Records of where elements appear
------------------------------------
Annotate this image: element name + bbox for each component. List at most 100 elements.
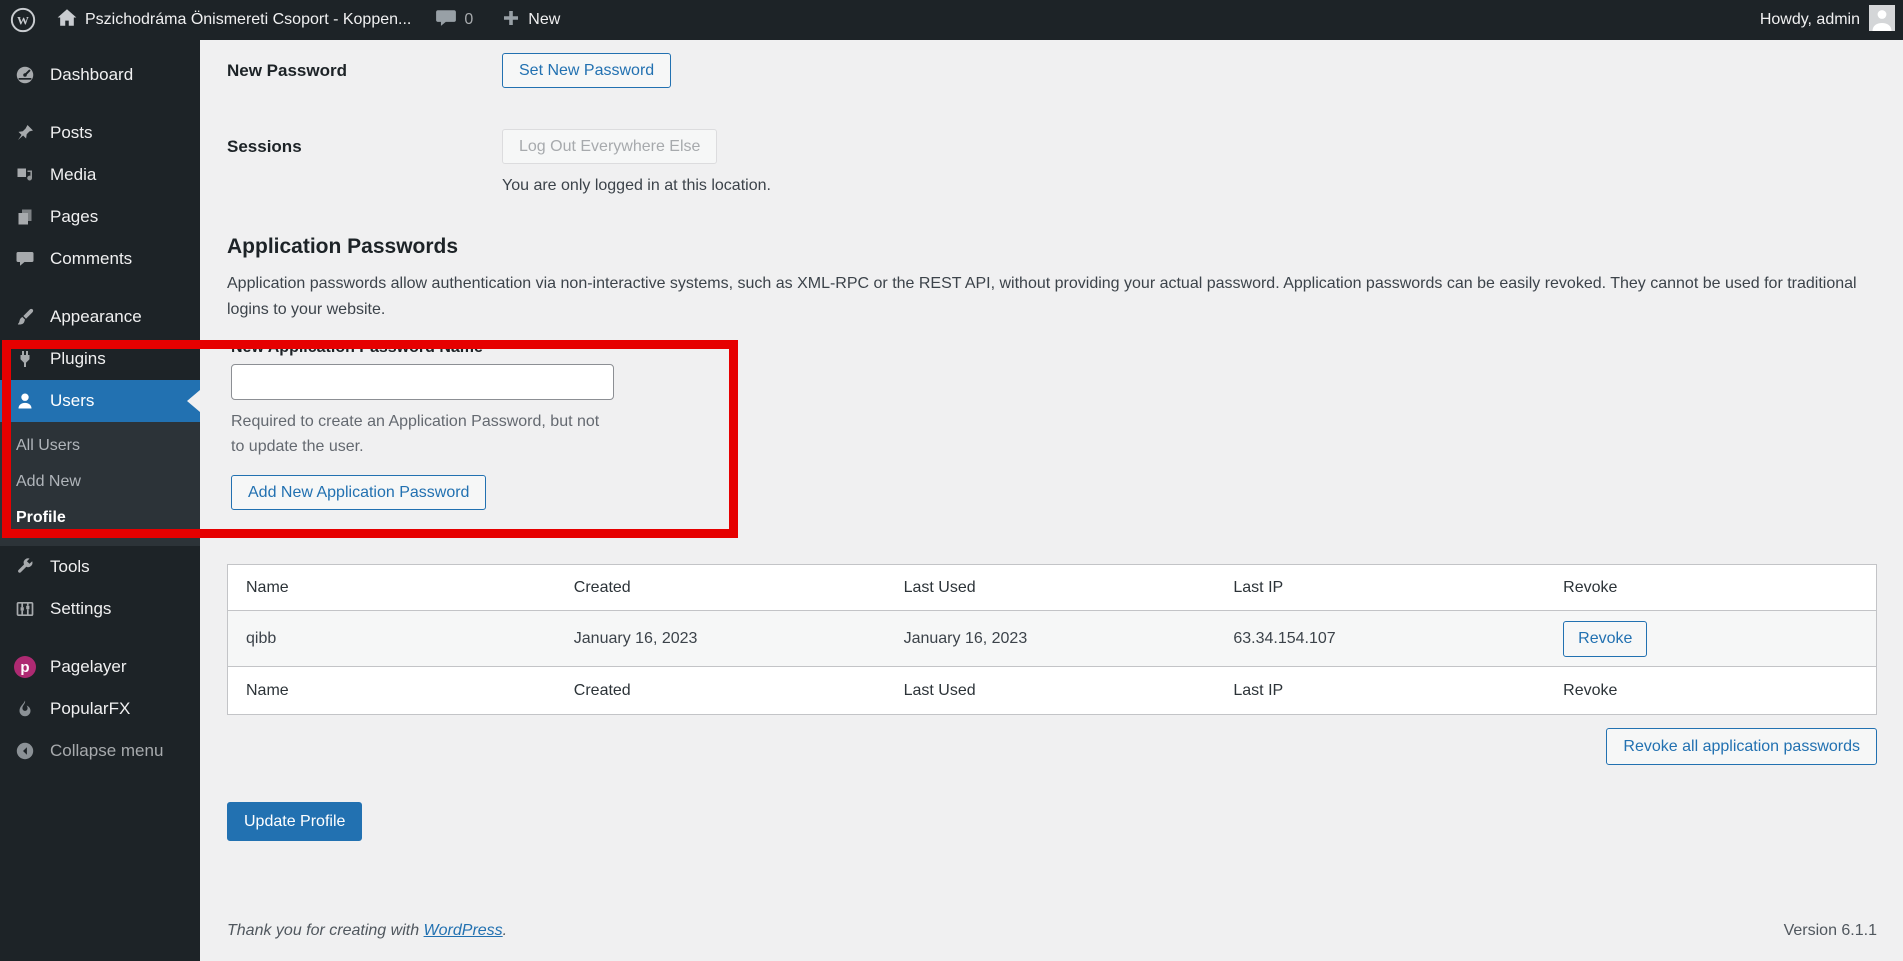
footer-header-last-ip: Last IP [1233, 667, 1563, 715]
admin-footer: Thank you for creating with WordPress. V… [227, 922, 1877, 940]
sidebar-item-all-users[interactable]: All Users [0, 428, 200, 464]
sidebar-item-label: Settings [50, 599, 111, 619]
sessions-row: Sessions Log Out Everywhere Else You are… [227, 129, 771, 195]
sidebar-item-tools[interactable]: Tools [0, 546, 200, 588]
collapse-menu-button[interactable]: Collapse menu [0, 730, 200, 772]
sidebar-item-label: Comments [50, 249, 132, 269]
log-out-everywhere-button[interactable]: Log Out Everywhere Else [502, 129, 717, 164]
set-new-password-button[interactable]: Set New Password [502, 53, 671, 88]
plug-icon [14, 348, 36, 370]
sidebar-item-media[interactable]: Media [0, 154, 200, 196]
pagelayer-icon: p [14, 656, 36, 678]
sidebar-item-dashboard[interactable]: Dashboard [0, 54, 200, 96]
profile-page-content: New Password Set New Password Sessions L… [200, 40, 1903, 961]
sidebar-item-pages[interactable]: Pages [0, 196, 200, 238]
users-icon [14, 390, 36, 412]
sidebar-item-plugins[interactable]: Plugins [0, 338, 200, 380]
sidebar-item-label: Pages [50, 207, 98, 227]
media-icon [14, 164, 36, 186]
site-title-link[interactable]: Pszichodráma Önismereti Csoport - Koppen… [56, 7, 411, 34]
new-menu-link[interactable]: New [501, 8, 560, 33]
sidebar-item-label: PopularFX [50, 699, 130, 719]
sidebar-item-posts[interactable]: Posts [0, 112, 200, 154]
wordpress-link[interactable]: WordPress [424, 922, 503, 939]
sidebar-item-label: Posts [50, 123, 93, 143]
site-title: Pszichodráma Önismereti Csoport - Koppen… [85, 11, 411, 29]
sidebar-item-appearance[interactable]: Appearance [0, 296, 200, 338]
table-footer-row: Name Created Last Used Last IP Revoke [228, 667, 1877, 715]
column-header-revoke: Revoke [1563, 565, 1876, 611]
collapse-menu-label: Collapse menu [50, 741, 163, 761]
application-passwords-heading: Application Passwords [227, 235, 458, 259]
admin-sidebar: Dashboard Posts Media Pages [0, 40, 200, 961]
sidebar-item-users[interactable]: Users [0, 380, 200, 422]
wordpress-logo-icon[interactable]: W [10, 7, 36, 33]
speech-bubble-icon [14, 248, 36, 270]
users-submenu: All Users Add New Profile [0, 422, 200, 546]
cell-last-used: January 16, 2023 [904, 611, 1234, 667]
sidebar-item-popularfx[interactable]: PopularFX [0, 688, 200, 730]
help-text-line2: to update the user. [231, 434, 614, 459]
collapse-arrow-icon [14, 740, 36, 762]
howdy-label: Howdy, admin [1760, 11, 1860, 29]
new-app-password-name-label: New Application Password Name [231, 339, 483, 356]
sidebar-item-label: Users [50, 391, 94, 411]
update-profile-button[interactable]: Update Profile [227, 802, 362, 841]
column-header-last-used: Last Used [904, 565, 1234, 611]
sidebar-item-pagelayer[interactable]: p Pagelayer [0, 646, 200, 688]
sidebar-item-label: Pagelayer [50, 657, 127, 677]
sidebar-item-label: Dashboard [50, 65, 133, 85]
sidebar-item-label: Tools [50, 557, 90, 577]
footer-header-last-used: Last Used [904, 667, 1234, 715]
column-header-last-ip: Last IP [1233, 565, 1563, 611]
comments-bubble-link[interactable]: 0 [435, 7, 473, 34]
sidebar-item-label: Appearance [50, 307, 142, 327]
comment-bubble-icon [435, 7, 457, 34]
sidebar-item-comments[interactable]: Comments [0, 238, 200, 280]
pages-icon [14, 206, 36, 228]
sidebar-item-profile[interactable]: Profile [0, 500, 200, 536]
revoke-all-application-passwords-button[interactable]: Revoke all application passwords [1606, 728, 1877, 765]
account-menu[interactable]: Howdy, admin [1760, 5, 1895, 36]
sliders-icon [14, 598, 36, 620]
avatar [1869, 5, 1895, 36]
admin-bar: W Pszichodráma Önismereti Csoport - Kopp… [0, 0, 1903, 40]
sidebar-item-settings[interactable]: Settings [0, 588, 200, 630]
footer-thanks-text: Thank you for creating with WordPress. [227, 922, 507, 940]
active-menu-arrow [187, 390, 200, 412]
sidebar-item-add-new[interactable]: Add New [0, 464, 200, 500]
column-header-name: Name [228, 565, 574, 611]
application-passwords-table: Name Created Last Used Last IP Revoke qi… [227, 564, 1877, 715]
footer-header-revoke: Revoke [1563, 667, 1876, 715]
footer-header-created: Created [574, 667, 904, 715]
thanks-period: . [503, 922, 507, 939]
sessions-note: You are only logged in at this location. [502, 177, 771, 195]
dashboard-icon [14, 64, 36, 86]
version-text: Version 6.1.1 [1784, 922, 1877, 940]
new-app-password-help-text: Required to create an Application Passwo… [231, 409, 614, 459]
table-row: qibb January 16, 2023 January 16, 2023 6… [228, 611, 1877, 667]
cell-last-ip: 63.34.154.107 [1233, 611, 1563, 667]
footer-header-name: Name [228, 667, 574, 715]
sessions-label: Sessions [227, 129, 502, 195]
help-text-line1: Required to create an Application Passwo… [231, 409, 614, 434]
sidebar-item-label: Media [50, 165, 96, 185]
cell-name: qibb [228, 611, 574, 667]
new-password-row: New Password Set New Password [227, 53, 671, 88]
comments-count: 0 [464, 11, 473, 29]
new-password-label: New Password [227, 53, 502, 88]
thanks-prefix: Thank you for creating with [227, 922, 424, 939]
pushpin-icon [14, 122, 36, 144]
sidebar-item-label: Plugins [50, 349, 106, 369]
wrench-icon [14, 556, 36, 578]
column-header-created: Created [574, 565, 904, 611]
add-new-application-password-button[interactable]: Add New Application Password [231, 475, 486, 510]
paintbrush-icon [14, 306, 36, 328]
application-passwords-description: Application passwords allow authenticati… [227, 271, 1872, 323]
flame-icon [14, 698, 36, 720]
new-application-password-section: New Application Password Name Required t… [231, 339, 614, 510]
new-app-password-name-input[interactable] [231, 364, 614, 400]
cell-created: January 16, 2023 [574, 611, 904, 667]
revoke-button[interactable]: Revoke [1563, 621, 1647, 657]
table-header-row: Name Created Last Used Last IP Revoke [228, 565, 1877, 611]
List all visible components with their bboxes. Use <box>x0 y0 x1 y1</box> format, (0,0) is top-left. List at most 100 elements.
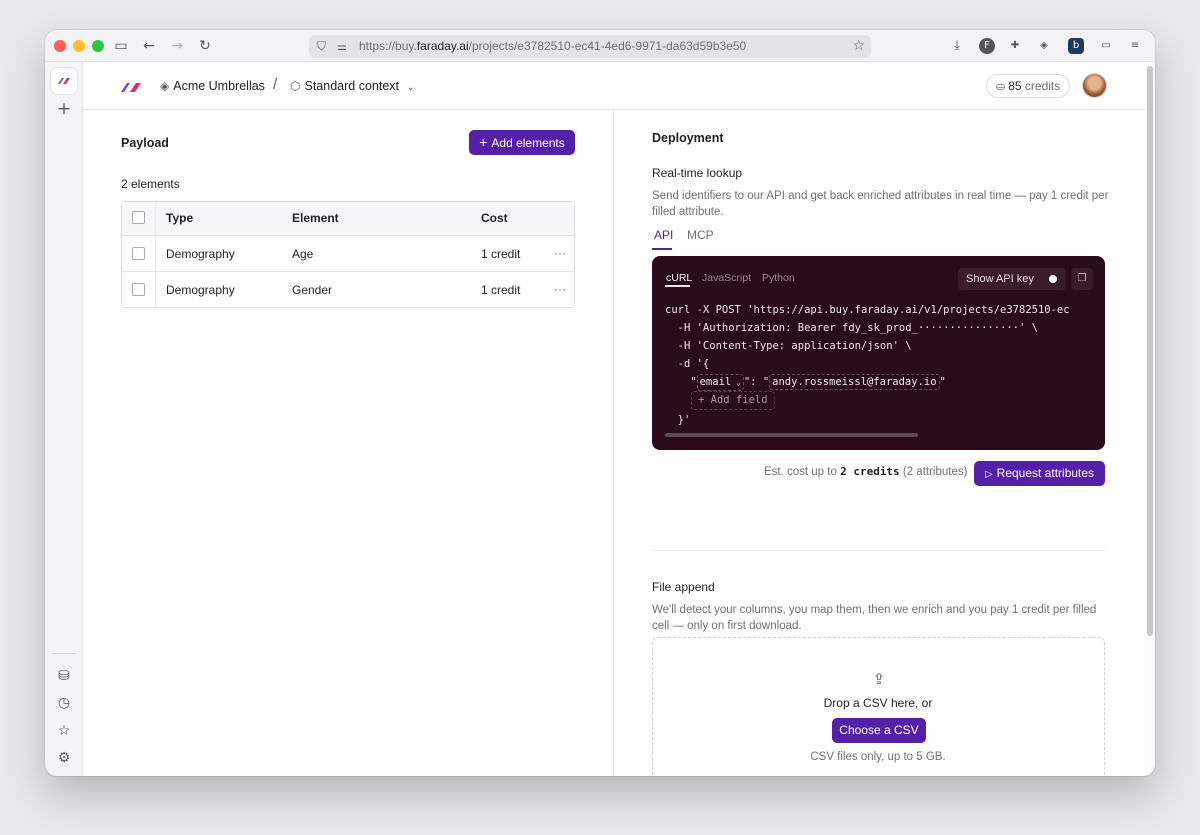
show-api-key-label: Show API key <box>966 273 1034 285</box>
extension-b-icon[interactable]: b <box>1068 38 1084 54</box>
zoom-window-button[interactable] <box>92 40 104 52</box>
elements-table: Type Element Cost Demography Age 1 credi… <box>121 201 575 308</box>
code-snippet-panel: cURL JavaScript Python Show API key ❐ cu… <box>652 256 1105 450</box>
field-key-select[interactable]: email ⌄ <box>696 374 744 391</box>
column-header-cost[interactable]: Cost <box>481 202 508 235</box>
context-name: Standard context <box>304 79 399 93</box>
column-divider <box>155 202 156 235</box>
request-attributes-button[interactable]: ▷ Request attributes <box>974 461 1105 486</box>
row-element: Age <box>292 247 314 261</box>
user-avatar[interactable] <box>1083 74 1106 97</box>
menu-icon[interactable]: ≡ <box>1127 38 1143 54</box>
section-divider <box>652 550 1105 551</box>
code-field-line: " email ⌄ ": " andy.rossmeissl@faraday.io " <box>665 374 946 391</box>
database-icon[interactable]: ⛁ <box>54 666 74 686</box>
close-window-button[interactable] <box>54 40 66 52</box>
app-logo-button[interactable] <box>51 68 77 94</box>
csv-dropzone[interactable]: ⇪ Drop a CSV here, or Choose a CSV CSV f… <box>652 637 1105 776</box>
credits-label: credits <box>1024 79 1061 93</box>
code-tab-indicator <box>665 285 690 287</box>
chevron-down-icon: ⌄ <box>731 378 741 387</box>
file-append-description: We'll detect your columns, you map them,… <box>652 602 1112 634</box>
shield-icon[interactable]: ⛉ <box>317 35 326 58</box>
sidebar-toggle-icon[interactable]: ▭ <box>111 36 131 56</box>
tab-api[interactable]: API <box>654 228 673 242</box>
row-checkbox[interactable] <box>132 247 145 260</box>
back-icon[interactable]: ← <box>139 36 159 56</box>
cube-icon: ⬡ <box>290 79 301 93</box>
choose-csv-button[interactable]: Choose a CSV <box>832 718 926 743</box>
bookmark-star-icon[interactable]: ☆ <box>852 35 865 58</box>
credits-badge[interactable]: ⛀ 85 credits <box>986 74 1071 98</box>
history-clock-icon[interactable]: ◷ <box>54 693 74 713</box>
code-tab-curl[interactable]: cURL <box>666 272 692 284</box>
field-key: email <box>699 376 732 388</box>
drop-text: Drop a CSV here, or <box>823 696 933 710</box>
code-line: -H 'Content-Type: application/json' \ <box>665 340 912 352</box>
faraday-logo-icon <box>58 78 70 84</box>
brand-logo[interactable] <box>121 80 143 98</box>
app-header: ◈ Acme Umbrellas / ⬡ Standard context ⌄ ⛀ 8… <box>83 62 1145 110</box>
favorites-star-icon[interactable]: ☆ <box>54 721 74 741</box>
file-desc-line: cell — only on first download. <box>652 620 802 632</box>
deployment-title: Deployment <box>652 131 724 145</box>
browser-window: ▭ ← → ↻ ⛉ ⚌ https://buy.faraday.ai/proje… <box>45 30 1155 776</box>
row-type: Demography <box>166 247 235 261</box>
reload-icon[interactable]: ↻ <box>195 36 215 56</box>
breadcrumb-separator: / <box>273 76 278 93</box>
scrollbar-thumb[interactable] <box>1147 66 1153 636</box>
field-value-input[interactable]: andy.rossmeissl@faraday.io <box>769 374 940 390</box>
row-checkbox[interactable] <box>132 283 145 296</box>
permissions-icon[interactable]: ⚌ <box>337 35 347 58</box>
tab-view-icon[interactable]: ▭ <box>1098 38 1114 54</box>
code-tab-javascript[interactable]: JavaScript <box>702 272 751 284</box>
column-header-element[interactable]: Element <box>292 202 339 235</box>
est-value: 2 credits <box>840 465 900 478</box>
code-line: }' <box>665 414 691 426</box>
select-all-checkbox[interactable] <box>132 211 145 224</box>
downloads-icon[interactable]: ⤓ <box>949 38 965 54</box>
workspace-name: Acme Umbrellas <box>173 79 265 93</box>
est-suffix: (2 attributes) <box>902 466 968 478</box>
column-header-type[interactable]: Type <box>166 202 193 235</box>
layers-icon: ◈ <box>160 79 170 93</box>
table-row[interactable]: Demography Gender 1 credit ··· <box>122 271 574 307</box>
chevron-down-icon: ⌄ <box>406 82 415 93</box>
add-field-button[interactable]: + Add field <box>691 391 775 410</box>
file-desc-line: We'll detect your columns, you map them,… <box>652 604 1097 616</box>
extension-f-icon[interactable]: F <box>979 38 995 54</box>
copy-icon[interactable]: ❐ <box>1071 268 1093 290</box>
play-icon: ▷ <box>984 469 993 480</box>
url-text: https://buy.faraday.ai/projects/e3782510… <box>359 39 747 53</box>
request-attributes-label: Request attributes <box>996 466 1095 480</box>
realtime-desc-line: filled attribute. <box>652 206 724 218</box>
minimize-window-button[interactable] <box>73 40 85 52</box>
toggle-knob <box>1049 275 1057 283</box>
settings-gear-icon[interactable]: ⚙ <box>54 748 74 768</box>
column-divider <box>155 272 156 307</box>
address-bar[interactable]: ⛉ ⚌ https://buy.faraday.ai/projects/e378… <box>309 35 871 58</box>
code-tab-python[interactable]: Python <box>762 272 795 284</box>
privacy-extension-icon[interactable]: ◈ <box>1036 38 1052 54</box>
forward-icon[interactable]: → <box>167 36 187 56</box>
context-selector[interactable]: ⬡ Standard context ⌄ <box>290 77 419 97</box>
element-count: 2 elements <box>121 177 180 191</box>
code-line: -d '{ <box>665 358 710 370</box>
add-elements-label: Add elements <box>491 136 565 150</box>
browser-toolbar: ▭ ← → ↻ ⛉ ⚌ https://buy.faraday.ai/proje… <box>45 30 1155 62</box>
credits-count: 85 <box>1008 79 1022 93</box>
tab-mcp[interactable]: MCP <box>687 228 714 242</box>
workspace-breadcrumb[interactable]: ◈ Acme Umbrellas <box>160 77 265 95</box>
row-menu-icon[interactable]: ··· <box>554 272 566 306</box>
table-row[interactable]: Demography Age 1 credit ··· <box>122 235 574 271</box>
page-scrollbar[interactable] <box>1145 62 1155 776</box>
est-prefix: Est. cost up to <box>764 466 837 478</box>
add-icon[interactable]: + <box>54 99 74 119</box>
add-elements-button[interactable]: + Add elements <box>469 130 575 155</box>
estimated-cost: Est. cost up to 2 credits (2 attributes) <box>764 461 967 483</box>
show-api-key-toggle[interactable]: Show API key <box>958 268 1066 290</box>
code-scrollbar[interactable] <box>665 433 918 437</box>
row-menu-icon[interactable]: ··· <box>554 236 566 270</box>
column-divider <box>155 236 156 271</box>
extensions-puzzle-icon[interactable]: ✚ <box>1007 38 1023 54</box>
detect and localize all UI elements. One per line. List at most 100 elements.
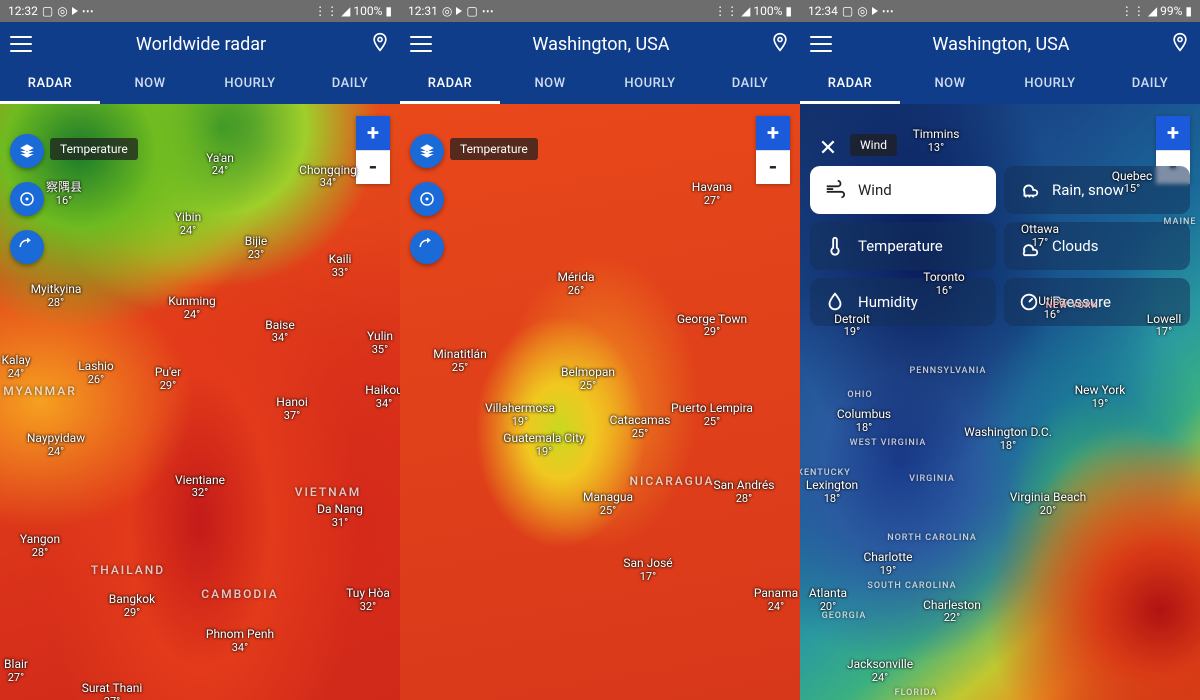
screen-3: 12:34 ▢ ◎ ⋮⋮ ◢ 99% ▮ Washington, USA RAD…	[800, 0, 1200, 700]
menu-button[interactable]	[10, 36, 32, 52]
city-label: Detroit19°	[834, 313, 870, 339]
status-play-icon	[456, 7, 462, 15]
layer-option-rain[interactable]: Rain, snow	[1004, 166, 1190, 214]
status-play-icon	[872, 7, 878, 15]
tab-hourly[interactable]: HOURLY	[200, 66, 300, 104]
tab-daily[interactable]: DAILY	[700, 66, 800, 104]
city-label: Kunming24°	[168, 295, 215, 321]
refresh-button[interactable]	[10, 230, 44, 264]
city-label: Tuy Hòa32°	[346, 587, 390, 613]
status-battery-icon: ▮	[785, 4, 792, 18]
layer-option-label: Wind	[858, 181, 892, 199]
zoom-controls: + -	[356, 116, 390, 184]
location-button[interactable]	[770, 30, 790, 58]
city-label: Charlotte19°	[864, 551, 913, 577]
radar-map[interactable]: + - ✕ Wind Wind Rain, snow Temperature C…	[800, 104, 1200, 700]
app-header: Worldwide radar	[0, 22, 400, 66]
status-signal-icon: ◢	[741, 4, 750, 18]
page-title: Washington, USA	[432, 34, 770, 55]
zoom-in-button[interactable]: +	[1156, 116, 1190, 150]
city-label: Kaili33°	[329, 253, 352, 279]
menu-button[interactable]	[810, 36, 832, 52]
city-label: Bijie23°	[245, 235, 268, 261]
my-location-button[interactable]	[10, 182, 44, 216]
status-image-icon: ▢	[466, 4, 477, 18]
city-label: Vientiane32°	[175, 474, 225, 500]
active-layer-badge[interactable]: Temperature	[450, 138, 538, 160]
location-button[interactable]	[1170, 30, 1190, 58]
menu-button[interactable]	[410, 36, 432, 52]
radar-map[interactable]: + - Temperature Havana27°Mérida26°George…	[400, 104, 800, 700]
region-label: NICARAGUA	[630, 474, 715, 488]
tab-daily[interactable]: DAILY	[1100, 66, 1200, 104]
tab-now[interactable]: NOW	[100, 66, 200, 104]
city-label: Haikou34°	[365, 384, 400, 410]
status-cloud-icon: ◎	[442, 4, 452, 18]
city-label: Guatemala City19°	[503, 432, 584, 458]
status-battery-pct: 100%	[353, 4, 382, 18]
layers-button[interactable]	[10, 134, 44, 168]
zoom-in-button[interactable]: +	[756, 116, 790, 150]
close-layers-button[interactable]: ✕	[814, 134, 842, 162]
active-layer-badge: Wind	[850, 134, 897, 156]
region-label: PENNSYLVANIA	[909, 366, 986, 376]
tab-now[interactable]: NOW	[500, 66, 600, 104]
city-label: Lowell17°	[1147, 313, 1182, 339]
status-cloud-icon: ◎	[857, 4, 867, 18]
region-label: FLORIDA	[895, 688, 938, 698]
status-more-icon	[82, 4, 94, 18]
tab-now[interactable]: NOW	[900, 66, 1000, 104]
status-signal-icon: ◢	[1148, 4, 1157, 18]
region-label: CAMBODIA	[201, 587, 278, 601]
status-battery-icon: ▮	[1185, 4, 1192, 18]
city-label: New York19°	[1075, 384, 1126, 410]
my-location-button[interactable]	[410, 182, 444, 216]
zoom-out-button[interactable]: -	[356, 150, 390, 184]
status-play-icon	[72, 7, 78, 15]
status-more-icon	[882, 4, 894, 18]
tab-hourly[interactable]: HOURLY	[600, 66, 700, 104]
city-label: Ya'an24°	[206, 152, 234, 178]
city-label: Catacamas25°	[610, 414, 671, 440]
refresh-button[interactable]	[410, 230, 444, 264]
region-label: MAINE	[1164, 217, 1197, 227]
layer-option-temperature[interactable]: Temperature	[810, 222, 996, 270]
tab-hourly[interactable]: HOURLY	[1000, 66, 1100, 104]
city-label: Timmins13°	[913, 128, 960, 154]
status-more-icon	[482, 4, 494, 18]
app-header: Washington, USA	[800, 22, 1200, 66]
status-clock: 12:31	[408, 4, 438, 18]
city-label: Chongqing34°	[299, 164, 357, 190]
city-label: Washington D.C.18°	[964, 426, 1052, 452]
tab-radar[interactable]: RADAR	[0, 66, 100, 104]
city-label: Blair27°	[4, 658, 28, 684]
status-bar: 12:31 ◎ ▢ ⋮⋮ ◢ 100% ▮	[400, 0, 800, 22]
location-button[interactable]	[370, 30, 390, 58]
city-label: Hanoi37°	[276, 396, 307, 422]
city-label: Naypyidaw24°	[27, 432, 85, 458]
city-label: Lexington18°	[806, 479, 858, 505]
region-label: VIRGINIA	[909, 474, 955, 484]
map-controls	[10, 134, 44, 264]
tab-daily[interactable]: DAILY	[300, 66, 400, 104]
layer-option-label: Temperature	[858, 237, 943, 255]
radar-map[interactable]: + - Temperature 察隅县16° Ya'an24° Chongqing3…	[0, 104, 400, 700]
------------------------------------
_What you should do:_ Repeat the lines of the records from the line holding "footer-header-last-ip: Last IP" through the line holding "296, 200, 338]", inclusive.

_The completed task:_
footer-header-last-ip: Last IP [1233, 667, 1563, 715]
admin-footer: Thank you for creating with WordPress. V… [227, 922, 1877, 940]
sidebar-item-all-users[interactable]: All Users [0, 428, 200, 464]
sidebar-item-label: Settings [50, 599, 111, 619]
sessions-row: Sessions Log Out Everywhere Else You are… [227, 129, 771, 195]
sidebar-item-tools[interactable]: Tools [0, 546, 200, 588]
collapse-menu-button[interactable]: Collapse menu [0, 730, 200, 772]
sidebar-item-label: Comments [50, 249, 132, 269]
log-out-everywhere-button[interactable]: Log Out Everywhere Else [502, 129, 717, 164]
set-new-password-button[interactable]: Set New Password [502, 53, 671, 88]
plug-icon [14, 348, 36, 370]
sidebar-item-media[interactable]: Media [0, 154, 200, 196]
pagelayer-icon: p [14, 656, 36, 678]
sidebar-item-dashboard[interactable]: Dashboard [0, 54, 200, 96]
profile-page-content: New Password Set New Password Sessions L… [200, 40, 1903, 961]
sidebar-item-pages[interactable]: Pages [0, 196, 200, 238]
users-icon [14, 390, 36, 412]
sidebar-item-plugins[interactable]: Plugins [0, 338, 200, 380]
sidebar-item-label: Pages [50, 207, 98, 227]
media-icon [14, 164, 36, 186]
site-title-link[interactable]: Pszichodráma Önismereti Csoport - Koppen… [56, 7, 411, 34]
new-menu-link[interactable]: New [501, 8, 560, 33]
sidebar-item-label: PopularFX [50, 699, 130, 719]
sidebar-item-posts[interactable]: Posts [0, 112, 200, 154]
wordpress-link[interactable]: WordPress [424, 922, 503, 939]
sidebar-item-label: Posts [50, 123, 93, 143]
site-title: Pszichodráma Önismereti Csoport - Koppen… [85, 11, 411, 29]
sidebar-item-appearance[interactable]: Appearance [0, 296, 200, 338]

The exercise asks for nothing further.